---------- PROVIDED RECORDS
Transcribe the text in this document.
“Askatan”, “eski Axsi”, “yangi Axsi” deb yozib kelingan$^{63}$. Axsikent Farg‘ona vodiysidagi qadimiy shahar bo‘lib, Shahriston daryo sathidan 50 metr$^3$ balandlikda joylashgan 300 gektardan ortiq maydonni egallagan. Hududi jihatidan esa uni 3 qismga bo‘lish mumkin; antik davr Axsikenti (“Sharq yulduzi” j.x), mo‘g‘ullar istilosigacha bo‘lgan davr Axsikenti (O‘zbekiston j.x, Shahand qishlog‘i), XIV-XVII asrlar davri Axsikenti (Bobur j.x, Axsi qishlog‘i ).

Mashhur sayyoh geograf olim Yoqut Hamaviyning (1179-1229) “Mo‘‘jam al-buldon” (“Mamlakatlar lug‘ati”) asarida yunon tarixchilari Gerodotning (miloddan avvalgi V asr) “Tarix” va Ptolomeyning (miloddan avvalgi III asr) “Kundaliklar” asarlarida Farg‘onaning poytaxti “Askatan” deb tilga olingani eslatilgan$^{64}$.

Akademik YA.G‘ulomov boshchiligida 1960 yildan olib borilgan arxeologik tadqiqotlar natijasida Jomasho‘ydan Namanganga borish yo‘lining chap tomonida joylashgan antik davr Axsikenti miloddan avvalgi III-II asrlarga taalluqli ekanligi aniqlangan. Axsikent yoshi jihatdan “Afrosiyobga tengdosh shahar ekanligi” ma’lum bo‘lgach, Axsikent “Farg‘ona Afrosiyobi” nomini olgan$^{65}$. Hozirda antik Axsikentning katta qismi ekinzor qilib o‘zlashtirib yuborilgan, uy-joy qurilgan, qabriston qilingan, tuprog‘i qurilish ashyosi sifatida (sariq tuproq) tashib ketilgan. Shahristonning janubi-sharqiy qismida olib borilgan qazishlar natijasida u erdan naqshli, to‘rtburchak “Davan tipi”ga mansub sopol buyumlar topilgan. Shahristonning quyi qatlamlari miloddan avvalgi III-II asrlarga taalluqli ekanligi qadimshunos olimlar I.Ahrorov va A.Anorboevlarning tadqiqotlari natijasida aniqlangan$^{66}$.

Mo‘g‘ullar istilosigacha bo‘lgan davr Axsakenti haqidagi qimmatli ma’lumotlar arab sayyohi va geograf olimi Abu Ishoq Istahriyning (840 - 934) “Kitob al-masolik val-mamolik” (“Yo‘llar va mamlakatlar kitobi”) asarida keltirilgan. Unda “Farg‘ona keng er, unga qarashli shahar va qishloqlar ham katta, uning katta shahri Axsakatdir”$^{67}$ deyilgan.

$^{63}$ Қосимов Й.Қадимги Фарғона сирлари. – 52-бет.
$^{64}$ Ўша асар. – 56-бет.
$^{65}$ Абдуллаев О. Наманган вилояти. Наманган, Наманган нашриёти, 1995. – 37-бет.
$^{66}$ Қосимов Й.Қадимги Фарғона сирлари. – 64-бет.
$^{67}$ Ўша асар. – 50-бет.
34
--------------------
§ EXERCISE AIM: Set down all of the entries exactly, please.

§ WRITTEN ANSWER:
Transcribe the text in this document.
“Askatan”, “eski Axsi”, “yangi Axsi” deb yozib kelingan$^{63}$. Axsikent Farg‘ona vodiysidagi qadimiy shahar bo‘lib, Shahriston daryo sathidan 50 metr$^3$ balandlikda joylashgan 300 gektardan ortiq maydonni egallagan. Hududi jihatidan esa uni 3 qismga bo‘lish mumkin; antik davr Axsikenti (“Sharq yulduzi” j.x), mo‘g‘ullar istilosigacha bo‘lgan davr Axsikenti (O‘zbekiston j.x, Shahand qishlog‘i), XIV-XVII asrlar davri Axsikenti (Bobur j.x, Axsi qishlog‘i ).

Mashhur sayyoh geograf olim Yoqut Hamaviyning (1179-1229) “Mo‘‘jam al-buldon” (“Mamlakatlar lug‘ati”) asarida yunon tarixchilari Gerodotning (miloddan avvalgi V asr) “Tarix” va Ptolomeyning (miloddan avvalgi III asr) “Kundaliklar” asarlarida Farg‘onaning poytaxti “Askatan” deb tilga olingani eslatilgan$^{64}$.

Akademik YA.G‘ulomov boshchiligida 1960 yildan olib borilgan arxeologik tadqiqotlar natijasida Jomasho‘ydan Namanganga borish yo‘lining chap tomonida joylashgan antik davr Axsikenti miloddan avvalgi III-II asrlarga taalluqli ekanligi aniqlangan. Axsikent yoshi jihatdan “Afrosiyobga tengdosh shahar ekanligi” ma’lum bo‘lgach, Axsikent “Farg‘ona Afrosiyobi” nomini olgan$^{65}$. Hozirda antik Axsikentning katta qismi ekinzor qilib o‘zlashtirib yuborilgan, uy-joy qurilgan, qabriston qilingan, tuprog‘i qurilish ashyosi sifatida (sariq tuproq) tashib ketilgan. Shahristonning janubi-sharqiy qismida olib borilgan qazishlar natijasida u erdan naqshli, to‘rtburchak “Davan tipi”ga mansub sopol buyumlar topilgan. Shahristonning quyi qatlamlari miloddan avvalgi III-II asrlarga taalluqli ekanligi qadimshunos olimlar I.Ahrorov va A.Anorboevlarning tadqiqotlari natijasida aniqlangan$^{66}$.

Mo‘g‘ullar istilosigacha bo‘lgan davr Axsakenti haqidagi qimmatli ma’lumotlar arab sayyohi va geograf olimi Abu Ishoq Istahriyning (840 - 934) “Kitob al-masolik val-mamolik” (“Yo‘llar va mamlakatlar kitobi”) asarida keltirilgan. Unda “Farg‘ona keng er, unga qarashli shahar va qishloqlar ham katta, uning katta shahri Axsakatdir”$^{67}$ deyilgan.

$^{63}$ Қосимов Й.Қадимги Фарғона сирлари. – 52-бет.
$^{64}$ Ўша асар. – 56-бет.
$^{65}$ Абдуллаев О. Наманган вилояти. Наманган, Наманган нашриёти, 1995. – 37-бет.
$^{66}$ Қосимов Й.Қадимги Фарғона сирлари. – 64-бет.
$^{67}$ Ўша асар. – 50-бет.
34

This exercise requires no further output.